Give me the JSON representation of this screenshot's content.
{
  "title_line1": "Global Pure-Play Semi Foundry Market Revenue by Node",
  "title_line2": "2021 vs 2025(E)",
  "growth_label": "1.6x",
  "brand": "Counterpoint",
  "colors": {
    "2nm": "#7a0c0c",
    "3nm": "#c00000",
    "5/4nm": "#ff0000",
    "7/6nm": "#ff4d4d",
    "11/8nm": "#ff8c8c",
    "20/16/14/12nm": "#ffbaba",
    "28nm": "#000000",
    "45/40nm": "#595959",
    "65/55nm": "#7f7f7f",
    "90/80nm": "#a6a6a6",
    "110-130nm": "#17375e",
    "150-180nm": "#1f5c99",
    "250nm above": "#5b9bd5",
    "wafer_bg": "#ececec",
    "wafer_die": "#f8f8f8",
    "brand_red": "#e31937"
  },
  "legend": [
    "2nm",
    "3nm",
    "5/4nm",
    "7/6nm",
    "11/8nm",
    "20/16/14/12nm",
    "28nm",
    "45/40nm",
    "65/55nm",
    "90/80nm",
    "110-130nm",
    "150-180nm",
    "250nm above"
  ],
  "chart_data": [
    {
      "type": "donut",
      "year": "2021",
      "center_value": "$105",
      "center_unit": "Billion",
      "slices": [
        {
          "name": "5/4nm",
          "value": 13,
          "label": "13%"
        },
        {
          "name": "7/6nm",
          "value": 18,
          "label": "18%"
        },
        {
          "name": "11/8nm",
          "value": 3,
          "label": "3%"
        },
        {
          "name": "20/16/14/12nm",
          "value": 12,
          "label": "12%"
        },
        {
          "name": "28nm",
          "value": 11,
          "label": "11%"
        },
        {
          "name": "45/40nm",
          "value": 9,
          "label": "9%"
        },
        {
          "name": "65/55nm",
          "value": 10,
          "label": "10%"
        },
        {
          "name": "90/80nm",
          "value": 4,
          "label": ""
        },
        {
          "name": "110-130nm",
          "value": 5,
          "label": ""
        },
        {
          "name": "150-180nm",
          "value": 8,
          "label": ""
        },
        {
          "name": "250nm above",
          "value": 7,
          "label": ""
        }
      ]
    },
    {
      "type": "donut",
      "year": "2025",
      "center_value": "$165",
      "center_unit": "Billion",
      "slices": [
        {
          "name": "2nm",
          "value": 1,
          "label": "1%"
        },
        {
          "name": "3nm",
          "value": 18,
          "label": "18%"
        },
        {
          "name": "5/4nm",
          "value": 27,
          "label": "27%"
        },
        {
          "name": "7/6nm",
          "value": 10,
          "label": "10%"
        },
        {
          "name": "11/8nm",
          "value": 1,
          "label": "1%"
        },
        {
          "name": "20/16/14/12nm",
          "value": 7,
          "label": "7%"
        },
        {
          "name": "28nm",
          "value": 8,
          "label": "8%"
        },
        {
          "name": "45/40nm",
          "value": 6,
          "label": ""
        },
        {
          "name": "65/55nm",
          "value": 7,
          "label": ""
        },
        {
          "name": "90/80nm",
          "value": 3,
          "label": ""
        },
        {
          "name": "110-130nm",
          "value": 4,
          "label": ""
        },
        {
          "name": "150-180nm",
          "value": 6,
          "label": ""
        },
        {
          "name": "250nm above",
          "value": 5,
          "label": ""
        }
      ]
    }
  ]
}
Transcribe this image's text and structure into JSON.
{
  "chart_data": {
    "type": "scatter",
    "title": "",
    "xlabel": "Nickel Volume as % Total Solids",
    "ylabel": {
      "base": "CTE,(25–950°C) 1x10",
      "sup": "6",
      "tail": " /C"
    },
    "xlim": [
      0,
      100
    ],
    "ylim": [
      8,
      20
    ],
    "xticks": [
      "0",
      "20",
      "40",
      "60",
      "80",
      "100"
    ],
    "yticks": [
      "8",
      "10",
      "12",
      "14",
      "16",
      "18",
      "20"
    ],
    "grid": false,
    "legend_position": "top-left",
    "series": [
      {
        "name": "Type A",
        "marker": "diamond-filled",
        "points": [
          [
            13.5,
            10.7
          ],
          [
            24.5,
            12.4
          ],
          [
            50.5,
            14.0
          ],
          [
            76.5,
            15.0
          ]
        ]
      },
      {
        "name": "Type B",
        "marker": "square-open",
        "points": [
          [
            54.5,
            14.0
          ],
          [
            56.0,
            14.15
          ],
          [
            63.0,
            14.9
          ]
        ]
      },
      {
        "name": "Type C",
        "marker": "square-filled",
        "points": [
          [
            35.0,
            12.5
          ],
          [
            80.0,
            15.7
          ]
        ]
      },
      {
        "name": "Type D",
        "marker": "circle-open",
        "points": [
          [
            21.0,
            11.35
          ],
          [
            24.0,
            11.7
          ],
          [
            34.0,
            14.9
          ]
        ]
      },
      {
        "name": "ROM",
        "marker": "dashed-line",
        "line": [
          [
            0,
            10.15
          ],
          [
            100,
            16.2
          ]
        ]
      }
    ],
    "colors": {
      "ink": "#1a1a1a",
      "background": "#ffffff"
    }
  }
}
=======
**REQUIREMENT**
Write the complete data out, exactly as above.

**EXERCISE RESULT**
Give me the JSON representation of this screenshot's content.
{
  "title_line1": "Global Pure-Play Semi Foundry Market Revenue by Node",
  "title_line2": "2021 vs 2025(E)",
  "growth_label": "1.6x",
  "brand": "Counterpoint",
  "colors": {
    "2nm": "#7a0c0c",
    "3nm": "#c00000",
    "5/4nm": "#ff0000",
    "7/6nm": "#ff4d4d",
    "11/8nm": "#ff8c8c",
    "20/16/14/12nm": "#ffbaba",
    "28nm": "#000000",
    "45/40nm": "#595959",
    "65/55nm": "#7f7f7f",
    "90/80nm": "#a6a6a6",
    "110-130nm": "#17375e",
    "150-180nm": "#1f5c99",
    "250nm above": "#5b9bd5",
    "wafer_bg": "#ececec",
    "wafer_die": "#f8f8f8",
    "brand_red": "#e31937"
  },
  "legend": [
    "2nm",
    "3nm",
    "5/4nm",
    "7/6nm",
    "11/8nm",
    "20/16/14/12nm",
    "28nm",
    "45/40nm",
    "65/55nm",
    "90/80nm",
    "110-130nm",
    "150-180nm",
    "250nm above"
  ],
  "chart_data": [
    {
      "type": "donut",
      "year": "2021",
      "center_value": "$105",
      "center_unit": "Billion",
      "slices": [
        {
          "name": "5/4nm",
          "value": 13,
          "label": "13%"
        },
        {
          "name": "7/6nm",
          "value": 18,
          "label": "18%"
        },
        {
          "name": "11/8nm",
          "value": 3,
          "label": "3%"
        },
        {
          "name": "20/16/14/12nm",
          "value": 12,
          "label": "12%"
        },
        {
          "name": "28nm",
          "value": 11,
          "label": "11%"
        },
        {
          "name": "45/40nm",
          "value": 9,
          "label": "9%"
        },
        {
          "name": "65/55nm",
          "value": 10,
          "label": "10%"
        },
        {
          "name": "90/80nm",
          "value": 4,
          "label": ""
        },
        {
          "name": "110-130nm",
          "value": 5,
          "label": ""
        },
        {
          "name": "150-180nm",
          "value": 8,
          "label": ""
        },
        {
          "name": "250nm above",
          "value": 7,
          "label": ""
        }
      ]
    },
    {
      "type": "donut",
      "year": "2025",
      "center_value": "$165",
      "center_unit": "Billion",
      "slices": [
        {
          "name": "2nm",
          "value": 1,
          "label": "1%"
        },
        {
          "name": "3nm",
          "value": 18,
          "label": "18%"
        },
        {
          "name": "5/4nm",
          "value": 27,
          "label": "27%"
        },
        {
          "name": "7/6nm",
          "value": 10,
          "label": "10%"
        },
        {
          "name": "11/8nm",
          "value": 1,
          "label": "1%"
        },
        {
          "name": "20/16/14/12nm",
          "value": 7,
          "label": "7%"
        },
        {
          "name": "28nm",
          "value": 8,
          "label": "8%"
        },
        {
          "name": "45/40nm",
          "value": 6,
          "label": ""
        },
        {
          "name": "65/55nm",
          "value": 7,
          "label": ""
        },
        {
          "name": "90/80nm",
          "value": 3,
          "label": ""
        },
        {
          "name": "110-130nm",
          "value": 4,
          "label": ""
        },
        {
          "name": "150-180nm",
          "value": 6,
          "label": ""
        },
        {
          "name": "250nm above",
          "value": 5,
          "label": ""
        }
      ]
    }
  ]
}
Transcribe this image's text and structure into JSON.
{
  "chart_data": {
    "type": "scatter",
    "title": "",
    "xlabel": "Nickel Volume as % Total Solids",
    "ylabel": {
      "base": "CTE,(25–950°C) 1x10",
      "sup": "6",
      "tail": " /C"
    },
    "xlim": [
      0,
      100
    ],
    "ylim": [
      8,
      20
    ],
    "xticks": [
      "0",
      "20",
      "40",
      "60",
      "80",
      "100"
    ],
    "yticks": [
      "8",
      "10",
      "12",
      "14",
      "16",
      "18",
      "20"
    ],
    "grid": false,
    "legend_position": "top-left",
    "series": [
      {
        "name": "Type A",
        "marker": "diamond-filled",
        "points": [
          [
            13.5,
            10.7
          ],
          [
            24.5,
            12.4
          ],
          [
            50.5,
            14.0
          ],
          [
            76.5,
            15.0
          ]
        ]
      },
      {
        "name": "Type B",
        "marker": "square-open",
        "points": [
          [
            54.5,
            14.0
          ],
          [
            56.0,
            14.15
          ],
          [
            63.0,
            14.9
          ]
        ]
      },
      {
        "name": "Type C",
        "marker": "square-filled",
        "points": [
          [
            35.0,
            12.5
          ],
          [
            80.0,
            15.7
          ]
        ]
      },
      {
        "name": "Type D",
        "marker": "circle-open",
        "points": [
          [
            21.0,
            11.35
          ],
          [
            24.0,
            11.7
          ],
          [
            34.0,
            14.9
          ]
        ]
      },
      {
        "name": "ROM",
        "marker": "dashed-line",
        "line": [
          [
            0,
            10.15
          ],
          [
            100,
            16.2
          ]
        ]
      }
    ],
    "colors": {
      "ink": "#1a1a1a",
      "background": "#ffffff"
    }
  }
}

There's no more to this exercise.